» **TASK INSTRUCTIONS**
All of the material should be reproduced exactly, with pictures left out.

======== STORED ROWS

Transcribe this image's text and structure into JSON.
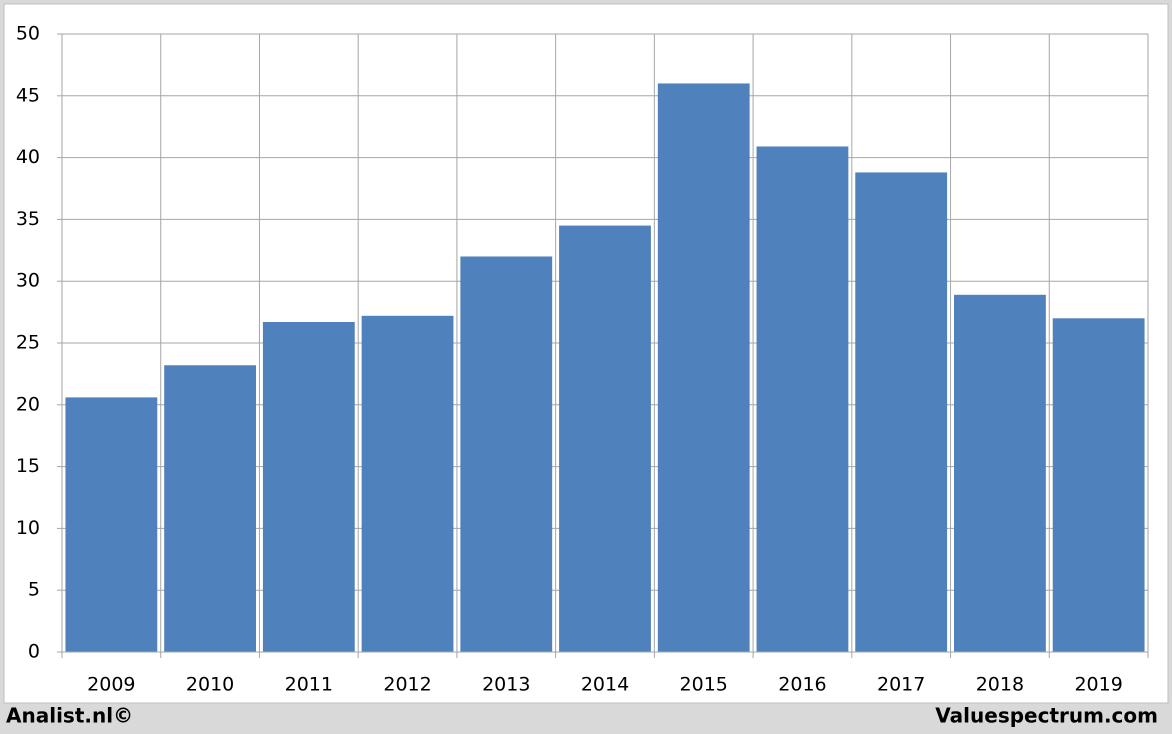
{
  "chart_data": {
    "type": "bar",
    "categories": [
      "2009",
      "2010",
      "2011",
      "2012",
      "2013",
      "2014",
      "2015",
      "2016",
      "2017",
      "2018",
      "2019"
    ],
    "values": [
      20.6,
      23.2,
      26.7,
      27.2,
      32.0,
      34.5,
      46.0,
      40.9,
      38.8,
      28.9,
      27.0
    ],
    "color": "#4f81bd",
    "ylim": [
      0,
      50
    ],
    "yticks": [
      0,
      5,
      10,
      15,
      20,
      25,
      30,
      35,
      40,
      45,
      50
    ],
    "grid": true
  },
  "footer": {
    "left": "Analist.nl©",
    "right": "Valuespectrum.com"
  }
}
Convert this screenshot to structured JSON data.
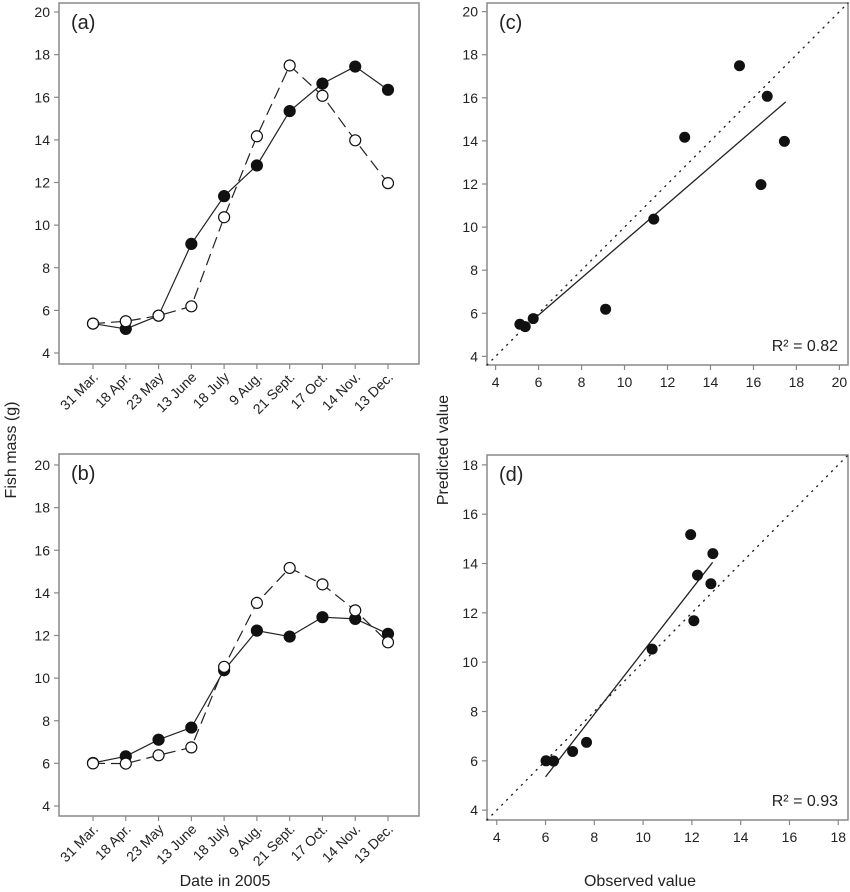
{
  "labels": {
    "y_left": "Fish mass  (g)",
    "x_left": "Date in 2005",
    "y_right": "Predicted value",
    "x_right": "Observed value"
  },
  "colors": {
    "ink": "#222222",
    "axis": "#888888"
  },
  "chart_data": [
    {
      "panel": "(a)",
      "type": "line",
      "categories": [
        "31 Mar.",
        "18 Apr.",
        "23 May",
        "13 June",
        "18 July",
        "9 Aug.",
        "21 Sept.",
        "17 Oct.",
        "14 Nov.",
        "13 Dec."
      ],
      "ylim": [
        4,
        20
      ],
      "yticks": [
        4,
        6,
        8,
        10,
        12,
        14,
        16,
        18,
        20
      ],
      "series": [
        {
          "marker": "filled",
          "line": "solid",
          "values": [
            5.38,
            5.13,
            5.75,
            9.12,
            11.36,
            12.8,
            15.35,
            16.64,
            17.44,
            16.35
          ]
        },
        {
          "marker": "open",
          "line": "dashed",
          "values": [
            5.38,
            5.49,
            5.75,
            6.19,
            10.37,
            14.17,
            17.49,
            16.07,
            13.98,
            11.97
          ]
        }
      ]
    },
    {
      "panel": "(b)",
      "type": "line",
      "categories": [
        "31 Mar.",
        "18 Apr.",
        "23 May",
        "13 June",
        "18 July",
        "9 Aug.",
        "21 Sept.",
        "17 Oct.",
        "14 Nov.",
        "13 Dec."
      ],
      "ylim": [
        4,
        20
      ],
      "yticks": [
        4,
        6,
        8,
        10,
        12,
        14,
        16,
        18,
        20
      ],
      "series": [
        {
          "marker": "filled",
          "line": "solid",
          "values": [
            6.02,
            6.33,
            7.11,
            7.68,
            10.37,
            12.23,
            11.95,
            12.86,
            12.78,
            12.08
          ]
        },
        {
          "marker": "open",
          "line": "dashed",
          "values": [
            6.0,
            5.99,
            6.38,
            6.75,
            10.53,
            13.53,
            15.17,
            14.4,
            13.18,
            11.68
          ]
        }
      ]
    },
    {
      "panel": "(c)",
      "type": "scatter",
      "xlim": [
        3.6,
        20.4
      ],
      "ylim": [
        3.6,
        20.4
      ],
      "xticks": [
        4,
        6,
        8,
        10,
        12,
        14,
        16,
        18,
        20
      ],
      "yticks": [
        4,
        6,
        8,
        10,
        12,
        14,
        16,
        18,
        20
      ],
      "x": [
        5.38,
        5.13,
        5.75,
        9.12,
        11.36,
        12.8,
        15.35,
        16.64,
        17.44,
        16.35
      ],
      "y": [
        5.38,
        5.49,
        5.75,
        6.19,
        10.37,
        14.17,
        17.49,
        16.07,
        13.98,
        11.97
      ],
      "fit": {
        "slope": 0.86,
        "intercept": 0.76,
        "x_range": [
          5.8,
          17.5
        ]
      },
      "identity_line": true,
      "annotation": "R² = 0.82"
    },
    {
      "panel": "(d)",
      "type": "scatter",
      "xlim": [
        3.6,
        18.4
      ],
      "ylim": [
        3.6,
        18.4
      ],
      "xticks": [
        4,
        6,
        8,
        10,
        12,
        14,
        16,
        18
      ],
      "yticks": [
        4,
        6,
        8,
        10,
        12,
        14,
        16,
        18
      ],
      "x": [
        6.02,
        6.33,
        7.11,
        7.68,
        10.37,
        12.23,
        11.95,
        12.86,
        12.78,
        12.08
      ],
      "y": [
        6.0,
        5.99,
        6.38,
        6.75,
        10.53,
        13.53,
        15.17,
        14.4,
        13.18,
        11.68
      ],
      "fit": {
        "slope": 1.27,
        "intercept": -2.27,
        "x_range": [
          6.0,
          12.85
        ]
      },
      "identity_line": true,
      "annotation": "R² = 0.93"
    }
  ]
}
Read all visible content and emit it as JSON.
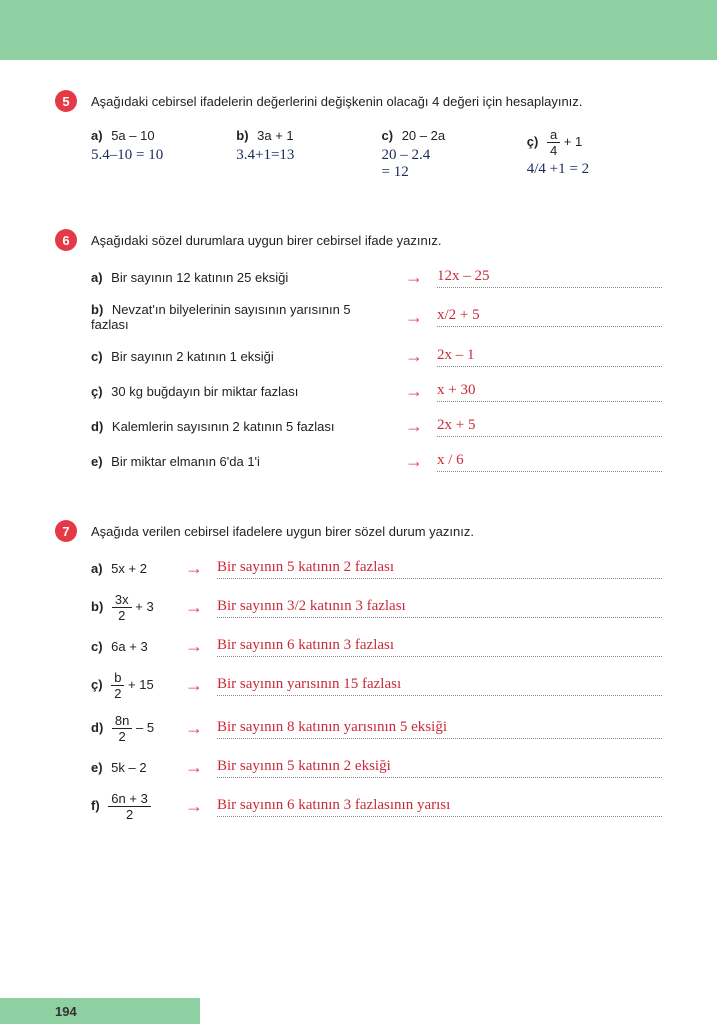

================

» **TASK RESPONSE**
Transcribe this image's text and structure into JSON.
{
  "chart_data": {
    "type": "bar",
    "categories": [
      "2009",
      "2010",
      "2011",
      "2012",
      "2013",
      "2014",
      "2015",
      "2016",
      "2017",
      "2018",
      "2019"
    ],
    "values": [
      20.6,
      23.2,
      26.7,
      27.2,
      32.0,
      34.5,
      46.0,
      40.9,
      38.8,
      28.9,
      27.0
    ],
    "color": "#4f81bd",
    "ylim": [
      0,
      50
    ],
    "yticks": [
      0,
      5,
      10,
      15,
      20,
      25,
      30,
      35,
      40,
      45,
      50
    ],
    "grid": true
  },
  "footer": {
    "left": "Analist.nl©",
    "right": "Valuespectrum.com"
  }
}
Convert this screenshot to structured JSON data.
{
  "labels": {
    "y_left": "Fish mass  (g)",
    "x_left": "Date in 2005",
    "y_right": "Predicted value",
    "x_right": "Observed value"
  },
  "colors": {
    "ink": "#222222",
    "axis": "#888888"
  },
  "chart_data": [
    {
      "panel": "(a)",
      "type": "line",
      "categories": [
        "31 Mar.",
        "18 Apr.",
        "23 May",
        "13 June",
        "18 July",
        "9 Aug.",
        "21 Sept.",
        "17 Oct.",
        "14 Nov.",
        "13 Dec."
      ],
      "ylim": [
        4,
        20
      ],
      "yticks": [
        4,
        6,
        8,
        10,
        12,
        14,
        16,
        18,
        20
      ],
      "series": [
        {
          "marker": "filled",
          "line": "solid",
          "values": [
            5.38,
            5.13,
            5.75,
            9.12,
            11.36,
            12.8,
            15.35,
            16.64,
            17.44,
            16.35
          ]
        },
        {
          "marker": "open",
          "line": "dashed",
          "values": [
            5.38,
            5.49,
            5.75,
            6.19,
            10.37,
            14.17,
            17.49,
            16.07,
            13.98,
            11.97
          ]
        }
      ]
    },
    {
      "panel": "(b)",
      "type": "line",
      "categories": [
        "31 Mar.",
        "18 Apr.",
        "23 May",
        "13 June",
        "18 July",
        "9 Aug.",
        "21 Sept.",
        "17 Oct.",
        "14 Nov.",
        "13 Dec."
      ],
      "ylim": [
        4,
        20
      ],
      "yticks": [
        4,
        6,
        8,
        10,
        12,
        14,
        16,
        18,
        20
      ],
      "series": [
        {
          "marker": "filled",
          "line": "solid",
          "values": [
            6.02,
            6.33,
            7.11,
            7.68,
            10.37,
            12.23,
            11.95,
            12.86,
            12.78,
            12.08
          ]
        },
        {
          "marker": "open",
          "line": "dashed",
          "values": [
            6.0,
            5.99,
            6.38,
            6.75,
            10.53,
            13.53,
            15.17,
            14.4,
            13.18,
            11.68
          ]
        }
      ]
    },
    {
      "panel": "(c)",
      "type": "scatter",
      "xlim": [
        3.6,
        20.4
      ],
      "ylim": [
        3.6,
        20.4
      ],
      "xticks": [
        4,
        6,
        8,
        10,
        12,
        14,
        16,
        18,
        20
      ],
      "yticks": [
        4,
        6,
        8,
        10,
        12,
        14,
        16,
        18,
        20
      ],
      "x": [
        5.38,
        5.13,
        5.75,
        9.12,
        11.36,
        12.8,
        15.35,
        16.64,
        17.44,
        16.35
      ],
      "y": [
        5.38,
        5.49,
        5.75,
        6.19,
        10.37,
        14.17,
        17.49,
        16.07,
        13.98,
        11.97
      ],
      "fit": {
        "slope": 0.86,
        "intercept": 0.76,
        "x_range": [
          5.8,
          17.5
        ]
      },
      "identity_line": true,
      "annotation": "R² = 0.82"
    },
    {
      "panel": "(d)",
      "type": "scatter",
      "xlim": [
        3.6,
        18.4
      ],
      "ylim": [
        3.6,
        18.4
      ],
      "xticks": [
        4,
        6,
        8,
        10,
        12,
        14,
        16,
        18
      ],
      "yticks": [
        4,
        6,
        8,
        10,
        12,
        14,
        16,
        18
      ],
      "x": [
        6.02,
        6.33,
        7.11,
        7.68,
        10.37,
        12.23,
        11.95,
        12.86,
        12.78,
        12.08
      ],
      "y": [
        6.0,
        5.99,
        6.38,
        6.75,
        10.53,
        13.53,
        15.17,
        14.4,
        13.18,
        11.68
      ],
      "fit": {
        "slope": 1.27,
        "intercept": -2.27,
        "x_range": [
          6.0,
          12.85
        ]
      },
      "identity_line": true,
      "annotation": "R² = 0.93"
    }
  ]
}
Read all visible content and emit it as JSON.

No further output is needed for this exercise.